- **Task brief**
Write out the whole listing again, exactly.

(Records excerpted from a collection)
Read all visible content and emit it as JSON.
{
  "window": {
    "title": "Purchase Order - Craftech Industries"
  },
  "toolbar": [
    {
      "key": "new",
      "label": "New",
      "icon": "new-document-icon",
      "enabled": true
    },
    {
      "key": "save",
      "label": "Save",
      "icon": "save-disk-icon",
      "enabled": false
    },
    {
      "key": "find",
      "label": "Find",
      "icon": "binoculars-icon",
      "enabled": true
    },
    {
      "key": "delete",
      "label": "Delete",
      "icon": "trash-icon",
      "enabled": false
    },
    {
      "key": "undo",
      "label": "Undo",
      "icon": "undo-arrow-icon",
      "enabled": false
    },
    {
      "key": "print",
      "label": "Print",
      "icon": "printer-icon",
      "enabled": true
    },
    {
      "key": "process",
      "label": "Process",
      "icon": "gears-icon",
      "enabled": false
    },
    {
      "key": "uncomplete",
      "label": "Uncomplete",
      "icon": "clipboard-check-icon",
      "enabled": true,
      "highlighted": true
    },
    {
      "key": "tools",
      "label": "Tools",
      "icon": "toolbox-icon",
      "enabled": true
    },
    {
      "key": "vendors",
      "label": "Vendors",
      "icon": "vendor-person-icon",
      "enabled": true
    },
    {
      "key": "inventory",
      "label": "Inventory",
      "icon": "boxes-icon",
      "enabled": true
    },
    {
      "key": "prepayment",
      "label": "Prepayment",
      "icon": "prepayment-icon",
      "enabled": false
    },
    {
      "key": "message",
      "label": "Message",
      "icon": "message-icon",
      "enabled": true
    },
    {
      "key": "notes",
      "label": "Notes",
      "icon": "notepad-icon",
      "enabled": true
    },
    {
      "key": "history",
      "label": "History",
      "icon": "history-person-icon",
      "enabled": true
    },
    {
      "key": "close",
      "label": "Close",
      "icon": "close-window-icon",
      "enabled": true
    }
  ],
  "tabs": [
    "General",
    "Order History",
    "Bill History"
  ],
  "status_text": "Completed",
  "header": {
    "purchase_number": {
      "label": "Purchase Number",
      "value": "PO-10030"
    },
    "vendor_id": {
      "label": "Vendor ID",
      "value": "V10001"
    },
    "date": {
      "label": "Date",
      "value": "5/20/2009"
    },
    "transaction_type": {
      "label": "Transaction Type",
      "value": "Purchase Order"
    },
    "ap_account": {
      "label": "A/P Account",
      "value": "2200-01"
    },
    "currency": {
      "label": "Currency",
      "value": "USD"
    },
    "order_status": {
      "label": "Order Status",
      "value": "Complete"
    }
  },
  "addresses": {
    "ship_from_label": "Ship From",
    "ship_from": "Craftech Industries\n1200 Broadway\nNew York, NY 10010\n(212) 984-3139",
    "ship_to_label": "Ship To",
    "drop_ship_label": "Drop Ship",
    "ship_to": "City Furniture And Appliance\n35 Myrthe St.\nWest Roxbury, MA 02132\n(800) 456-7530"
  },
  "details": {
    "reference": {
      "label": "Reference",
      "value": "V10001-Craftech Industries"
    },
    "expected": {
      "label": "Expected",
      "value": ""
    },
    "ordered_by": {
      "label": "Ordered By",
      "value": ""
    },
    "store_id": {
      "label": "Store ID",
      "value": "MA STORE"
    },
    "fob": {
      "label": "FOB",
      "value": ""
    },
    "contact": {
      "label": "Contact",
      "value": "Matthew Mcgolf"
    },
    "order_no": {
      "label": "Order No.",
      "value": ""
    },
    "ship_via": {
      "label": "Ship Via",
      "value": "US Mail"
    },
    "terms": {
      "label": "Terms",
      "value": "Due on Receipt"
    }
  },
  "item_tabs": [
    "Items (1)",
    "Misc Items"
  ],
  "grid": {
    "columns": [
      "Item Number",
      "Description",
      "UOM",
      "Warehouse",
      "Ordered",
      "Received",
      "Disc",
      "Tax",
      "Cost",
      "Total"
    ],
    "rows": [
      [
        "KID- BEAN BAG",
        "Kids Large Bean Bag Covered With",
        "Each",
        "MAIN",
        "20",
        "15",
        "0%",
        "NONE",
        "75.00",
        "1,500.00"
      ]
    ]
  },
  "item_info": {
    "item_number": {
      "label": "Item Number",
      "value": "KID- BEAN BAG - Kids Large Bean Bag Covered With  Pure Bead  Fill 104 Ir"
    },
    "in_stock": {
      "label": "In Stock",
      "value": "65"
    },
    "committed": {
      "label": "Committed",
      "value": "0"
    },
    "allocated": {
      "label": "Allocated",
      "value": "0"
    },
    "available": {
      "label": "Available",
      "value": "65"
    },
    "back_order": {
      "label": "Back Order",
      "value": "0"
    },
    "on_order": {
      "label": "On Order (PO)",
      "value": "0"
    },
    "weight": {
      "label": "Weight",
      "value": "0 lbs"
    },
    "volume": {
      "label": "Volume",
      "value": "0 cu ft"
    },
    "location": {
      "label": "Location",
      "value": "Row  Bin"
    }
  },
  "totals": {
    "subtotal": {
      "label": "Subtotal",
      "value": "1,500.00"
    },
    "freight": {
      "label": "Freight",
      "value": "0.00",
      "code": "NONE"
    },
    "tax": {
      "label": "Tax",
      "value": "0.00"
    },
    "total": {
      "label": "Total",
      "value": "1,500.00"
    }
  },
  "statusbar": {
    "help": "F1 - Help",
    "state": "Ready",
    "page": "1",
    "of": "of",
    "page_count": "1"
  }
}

- **The output**
Read all visible content and emit it as JSON.
{
  "window": {
    "title": "Purchase Order - Craftech Industries"
  },
  "toolbar": [
    {
      "key": "new",
      "label": "New",
      "icon": "new-document-icon",
      "enabled": true
    },
    {
      "key": "save",
      "label": "Save",
      "icon": "save-disk-icon",
      "enabled": false
    },
    {
      "key": "find",
      "label": "Find",
      "icon": "binoculars-icon",
      "enabled": true
    },
    {
      "key": "delete",
      "label": "Delete",
      "icon": "trash-icon",
      "enabled": false
    },
    {
      "key": "undo",
      "label": "Undo",
      "icon": "undo-arrow-icon",
      "enabled": false
    },
    {
      "key": "print",
      "label": "Print",
      "icon": "printer-icon",
      "enabled": true
    },
    {
      "key": "process",
      "label": "Process",
      "icon": "gears-icon",
      "enabled": false
    },
    {
      "key": "uncomplete",
      "label": "Uncomplete",
      "icon": "clipboard-check-icon",
      "enabled": true,
      "highlighted": true
    },
    {
      "key": "tools",
      "label": "Tools",
      "icon": "toolbox-icon",
      "enabled": true
    },
    {
      "key": "vendors",
      "label": "Vendors",
      "icon": "vendor-person-icon",
      "enabled": true
    },
    {
      "key": "inventory",
      "label": "Inventory",
      "icon": "boxes-icon",
      "enabled": true
    },
    {
      "key": "prepayment",
      "label": "Prepayment",
      "icon": "prepayment-icon",
      "enabled": false
    },
    {
      "key": "message",
      "label": "Message",
      "icon": "message-icon",
      "enabled": true
    },
    {
      "key": "notes",
      "label": "Notes",
      "icon": "notepad-icon",
      "enabled": true
    },
    {
      "key": "history",
      "label": "History",
      "icon": "history-person-icon",
      "enabled": true
    },
    {
      "key": "close",
      "label": "Close",
      "icon": "close-window-icon",
      "enabled": true
    }
  ],
  "tabs": [
    "General",
    "Order History",
    "Bill History"
  ],
  "status_text": "Completed",
  "header": {
    "purchase_number": {
      "label": "Purchase Number",
      "value": "PO-10030"
    },
    "vendor_id": {
      "label": "Vendor ID",
      "value": "V10001"
    },
    "date": {
      "label": "Date",
      "value": "5/20/2009"
    },
    "transaction_type": {
      "label": "Transaction Type",
      "value": "Purchase Order"
    },
    "ap_account": {
      "label": "A/P Account",
      "value": "2200-01"
    },
    "currency": {
      "label": "Currency",
      "value": "USD"
    },
    "order_status": {
      "label": "Order Status",
      "value": "Complete"
    }
  },
  "addresses": {
    "ship_from_label": "Ship From",
    "ship_from": "Craftech Industries\n1200 Broadway\nNew York, NY 10010\n(212) 984-3139",
    "ship_to_label": "Ship To",
    "drop_ship_label": "Drop Ship",
    "ship_to": "City Furniture And Appliance\n35 Myrthe St.\nWest Roxbury, MA 02132\n(800) 456-7530"
  },
  "details": {
    "reference": {
      "label": "Reference",
      "value": "V10001-Craftech Industries"
    },
    "expected": {
      "label": "Expected",
      "value": ""
    },
    "ordered_by": {
      "label": "Ordered By",
      "value": ""
    },
    "store_id": {
      "label": "Store ID",
      "value": "MA STORE"
    },
    "fob": {
      "label": "FOB",
      "value": ""
    },
    "contact": {
      "label": "Contact",
      "value": "Matthew Mcgolf"
    },
    "order_no": {
      "label": "Order No.",
      "value": ""
    },
    "ship_via": {
      "label": "Ship Via",
      "value": "US Mail"
    },
    "terms": {
      "label": "Terms",
      "value": "Due on Receipt"
    }
  },
  "item_tabs": [
    "Items (1)",
    "Misc Items"
  ],
  "grid": {
    "columns": [
      "Item Number",
      "Description",
      "UOM",
      "Warehouse",
      "Ordered",
      "Received",
      "Disc",
      "Tax",
      "Cost",
      "Total"
    ],
    "rows": [
      [
        "KID- BEAN BAG",
        "Kids Large Bean Bag Covered With",
        "Each",
        "MAIN",
        "20",
        "15",
        "0%",
        "NONE",
        "75.00",
        "1,500.00"
      ]
    ]
  },
  "item_info": {
    "item_number": {
      "label": "Item Number",
      "value": "KID- BEAN BAG - Kids Large Bean Bag Covered With  Pure Bead  Fill 104 Ir"
    },
    "in_stock": {
      "label": "In Stock",
      "value": "65"
    },
    "committed": {
      "label": "Committed",
      "value": "0"
    },
    "allocated": {
      "label": "Allocated",
      "value": "0"
    },
    "available": {
      "label": "Available",
      "value": "65"
    },
    "back_order": {
      "label": "Back Order",
      "value": "0"
    },
    "on_order": {
      "label": "On Order (PO)",
      "value": "0"
    },
    "weight": {
      "label": "Weight",
      "value": "0 lbs"
    },
    "volume": {
      "label": "Volume",
      "value": "0 cu ft"
    },
    "location": {
      "label": "Location",
      "value": "Row  Bin"
    }
  },
  "totals": {
    "subtotal": {
      "label": "Subtotal",
      "value": "1,500.00"
    },
    "freight": {
      "label": "Freight",
      "value": "0.00",
      "code": "NONE"
    },
    "tax": {
      "label": "Tax",
      "value": "0.00"
    },
    "total": {
      "label": "Total",
      "value": "1,500.00"
    }
  },
  "statusbar": {
    "help": "F1 - Help",
    "state": "Ready",
    "page": "1",
    "of": "of",
    "page_count": "1"
  }
}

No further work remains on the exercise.